• _TO DO_:
All lines in the data bearing the string "Fixed" should be identified and copied.
+++
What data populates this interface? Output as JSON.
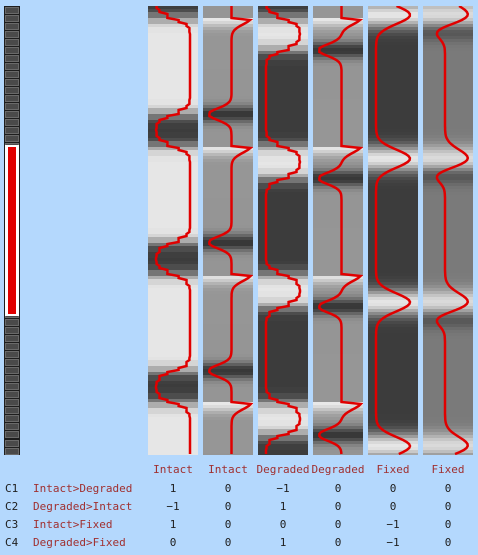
{
  "design_columns": [
    {
      "label": "Intact",
      "phases": [
        12,
        4
      ],
      "smooth": true,
      "pulse_positions": []
    },
    {
      "label": "Intact",
      "phases": [
        12,
        4
      ],
      "smooth": false,
      "pulse_positions": []
    },
    {
      "label": "Degraded",
      "phases": [
        4,
        12
      ],
      "smooth": true,
      "pulse_positions": []
    },
    {
      "label": "Degraded",
      "phases": [
        4,
        12
      ],
      "smooth": false,
      "pulse_positions": []
    },
    {
      "label": "Fixed",
      "phases": [],
      "smooth": true,
      "pulse_positions": [
        0.02,
        0.34,
        0.66,
        0.98
      ]
    },
    {
      "label": "Fixed",
      "phases": [],
      "smooth": false,
      "pulse_positions": [
        0.02,
        0.34,
        0.66,
        0.98
      ]
    }
  ],
  "contrasts": [
    {
      "id": "C1",
      "label": "Intact>Degraded",
      "weights": [
        "1",
        "0",
        "−1",
        "0",
        "0",
        "0"
      ]
    },
    {
      "id": "C2",
      "label": "Degraded>Intact",
      "weights": [
        "−1",
        "0",
        "1",
        "0",
        "0",
        "0"
      ]
    },
    {
      "id": "C3",
      "label": "Intact>Fixed",
      "weights": [
        "1",
        "0",
        "0",
        "0",
        "−1",
        "0"
      ]
    },
    {
      "id": "C4",
      "label": "Degraded>Fixed",
      "weights": [
        "0",
        "0",
        "1",
        "0",
        "−1",
        "0"
      ]
    }
  ],
  "scan_bar": {
    "total_blocks": 56,
    "selected_start": 0.31,
    "selected_end": 0.69
  },
  "colors": {
    "background": "#b4d8fd",
    "timecourse": "#e00000",
    "label_text": "#a03030"
  }
}
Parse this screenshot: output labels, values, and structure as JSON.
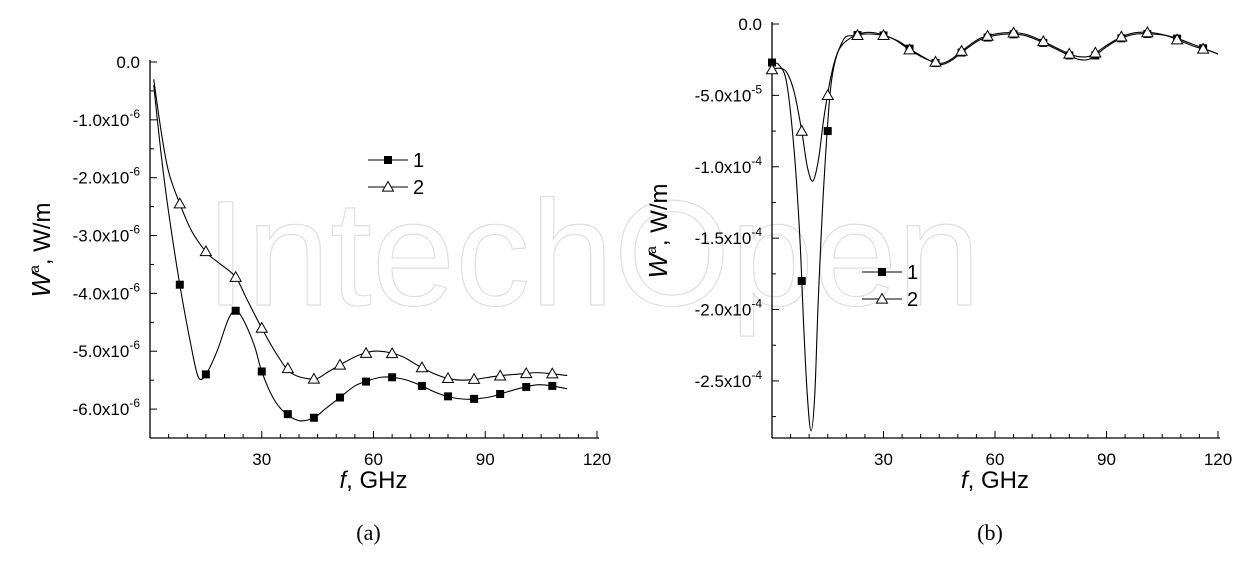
{
  "watermark_text": "IntechOpen",
  "chart_data": [
    {
      "type": "line",
      "panel_label": "(a)",
      "xlabel_italic": "f",
      "xlabel_rest": ",  GHz",
      "ylabel_italic": "W",
      "ylabel_sup": "a",
      "ylabel_rest": ", W/m",
      "xlim": [
        0,
        120
      ],
      "ylim": [
        -6.5e-06,
        0
      ],
      "x_ticks": [
        30,
        60,
        90,
        120
      ],
      "y_ticks": [
        {
          "value": 0,
          "mant": "0.0",
          "exp": ""
        },
        {
          "value": -1e-06,
          "mant": "-1.0x10",
          "exp": "-6"
        },
        {
          "value": -2e-06,
          "mant": "-2.0x10",
          "exp": "-6"
        },
        {
          "value": -3e-06,
          "mant": "-3.0x10",
          "exp": "-6"
        },
        {
          "value": -4e-06,
          "mant": "-4.0x10",
          "exp": "-6"
        },
        {
          "value": -5e-06,
          "mant": "-5.0x10",
          "exp": "-6"
        },
        {
          "value": -6e-06,
          "mant": "-6.0x10",
          "exp": "-6"
        }
      ],
      "grid": false,
      "legend_position": "center-right",
      "series": [
        {
          "name": "1",
          "marker": "filled-square",
          "x": [
            1,
            3,
            5,
            8,
            11,
            13,
            15,
            18,
            21,
            23,
            25,
            28,
            30,
            33,
            36,
            40,
            44,
            47,
            51,
            55,
            59,
            62,
            65,
            69,
            73,
            77,
            81,
            85,
            88,
            92,
            96,
            100,
            104,
            108,
            112
          ],
          "y": [
            -4e-07,
            -1.6e-06,
            -2.6e-06,
            -3.85e-06,
            -4.9e-06,
            -5.45e-06,
            -5.4e-06,
            -5e-06,
            -4.45e-06,
            -4.3e-06,
            -4.45e-06,
            -4.9e-06,
            -5.35e-06,
            -5.8e-06,
            -6.05e-06,
            -6.2e-06,
            -6.15e-06,
            -6e-06,
            -5.8e-06,
            -5.6e-06,
            -5.5e-06,
            -5.45e-06,
            -5.45e-06,
            -5.5e-06,
            -5.6e-06,
            -5.72e-06,
            -5.8e-06,
            -5.83e-06,
            -5.82e-06,
            -5.78e-06,
            -5.7e-06,
            -5.63e-06,
            -5.58e-06,
            -5.6e-06,
            -5.65e-06
          ],
          "marker_x": [
            8,
            15,
            23,
            30,
            37,
            44,
            51,
            58,
            65,
            73,
            80,
            87,
            94,
            101,
            108
          ]
        },
        {
          "name": "2",
          "marker": "open-triangle",
          "x": [
            1,
            3,
            5,
            8,
            11,
            14,
            16,
            19,
            23,
            26,
            30,
            34,
            38,
            44,
            48,
            52,
            56,
            60,
            64,
            68,
            72,
            76,
            80,
            84,
            88,
            92,
            96,
            100,
            104,
            108,
            112
          ],
          "y": [
            -3e-07,
            -1.2e-06,
            -1.9e-06,
            -2.45e-06,
            -2.9e-06,
            -3.2e-06,
            -3.35e-06,
            -3.5e-06,
            -3.72e-06,
            -4.1e-06,
            -4.6e-06,
            -5.05e-06,
            -5.38e-06,
            -5.48e-06,
            -5.35e-06,
            -5.2e-06,
            -5.07e-06,
            -5e-06,
            -5.02e-06,
            -5.1e-06,
            -5.25e-06,
            -5.38e-06,
            -5.47e-06,
            -5.5e-06,
            -5.48e-06,
            -5.44e-06,
            -5.41e-06,
            -5.39e-06,
            -5.37e-06,
            -5.39e-06,
            -5.42e-06
          ],
          "marker_x": [
            8,
            15,
            23,
            30,
            37,
            44,
            51,
            58,
            65,
            73,
            80,
            87,
            94,
            101,
            108
          ]
        }
      ]
    },
    {
      "type": "line",
      "panel_label": "(b)",
      "xlabel_italic": "f",
      "xlabel_rest": ",  GHz",
      "ylabel_italic": "W",
      "ylabel_sup": "a",
      "ylabel_rest": ", W/m",
      "xlim": [
        0,
        120
      ],
      "ylim": [
        -0.00029,
        0
      ],
      "x_ticks": [
        30,
        60,
        90,
        120
      ],
      "y_ticks": [
        {
          "value": 0,
          "mant": "0.0",
          "exp": ""
        },
        {
          "value": -5e-05,
          "mant": "-5.0x10",
          "exp": "-5"
        },
        {
          "value": -0.0001,
          "mant": "-1.0x10",
          "exp": "-4"
        },
        {
          "value": -0.00015,
          "mant": "-1.5x10",
          "exp": "-4"
        },
        {
          "value": -0.0002,
          "mant": "-2.0x10",
          "exp": "-4"
        },
        {
          "value": -0.00025,
          "mant": "-2.5x10",
          "exp": "-4"
        }
      ],
      "grid": false,
      "legend_position": "center-left",
      "series": [
        {
          "name": "1",
          "marker": "filled-square",
          "x": [
            0,
            2,
            4,
            6,
            7.5,
            8.5,
            9.5,
            10.5,
            11.5,
            12.5,
            14,
            16,
            19,
            22,
            26,
            30,
            34,
            38,
            42,
            45,
            48,
            52,
            56,
            60,
            64,
            68,
            72,
            76,
            80,
            83,
            86,
            90,
            94,
            98,
            102,
            106,
            110,
            114,
            118,
            120
          ],
          "y": [
            -2.7e-05,
            -2.9e-05,
            -4.2e-05,
            -9e-05,
            -0.00015,
            -0.00021,
            -0.00026,
            -0.000285,
            -0.00026,
            -0.00019,
            -0.00011,
            -4e-05,
            -1.2e-05,
            -8e-06,
            -7e-06,
            -8e-06,
            -1.2e-05,
            -1.9e-05,
            -2.5e-05,
            -2.85e-05,
            -2.6e-05,
            -1.8e-05,
            -1.1e-05,
            -8e-06,
            -7e-06,
            -8e-06,
            -1.2e-05,
            -1.7e-05,
            -2.2e-05,
            -2.5e-05,
            -2.4e-05,
            -1.6e-05,
            -1e-05,
            -7e-06,
            -7e-06,
            -8e-06,
            -1.1e-05,
            -1.5e-05,
            -1.9e-05,
            -2.1e-05
          ],
          "marker_x": [
            0,
            8,
            15,
            23,
            30,
            37,
            44,
            51,
            58,
            65,
            73,
            80,
            87,
            94,
            101,
            109,
            116
          ]
        },
        {
          "name": "2",
          "marker": "open-triangle",
          "x": [
            0,
            2,
            4,
            6,
            8,
            9.5,
            11,
            12.5,
            14,
            16,
            18,
            21,
            25,
            29,
            33,
            37,
            41,
            45,
            48,
            52,
            56,
            60,
            64,
            68,
            72,
            76,
            80,
            83,
            86,
            90,
            94,
            98,
            102,
            106,
            110,
            114,
            118,
            120
          ],
          "y": [
            -3.2e-05,
            -3.1e-05,
            -3.4e-05,
            -4.8e-05,
            -7.5e-05,
            -0.0001,
            -0.00011,
            -9.5e-05,
            -6.5e-05,
            -3.5e-05,
            -1.8e-05,
            -1e-05,
            -6e-06,
            -7e-06,
            -1.1e-05,
            -1.8e-05,
            -2.4e-05,
            -2.75e-05,
            -2.5e-05,
            -1.7e-05,
            -1e-05,
            -7e-06,
            -6e-06,
            -7e-06,
            -1.1e-05,
            -1.6e-05,
            -2.1e-05,
            -2.3e-05,
            -2.2e-05,
            -1.5e-05,
            -9e-06,
            -6e-06,
            -6e-06,
            -8e-06,
            -1.2e-05,
            -1.6e-05,
            -1.9e-05,
            -2.1e-05
          ],
          "marker_x": [
            0,
            8,
            15,
            23,
            30,
            37,
            44,
            51,
            58,
            65,
            73,
            80,
            87,
            94,
            101,
            109,
            116
          ]
        }
      ]
    }
  ]
}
+++
• _EXPECTED OUTPUT_:
      "label": "Fixed",
      "label": "Fixed",
      "label": "Intact>Fixed",
      "label": "Degraded>Fixed",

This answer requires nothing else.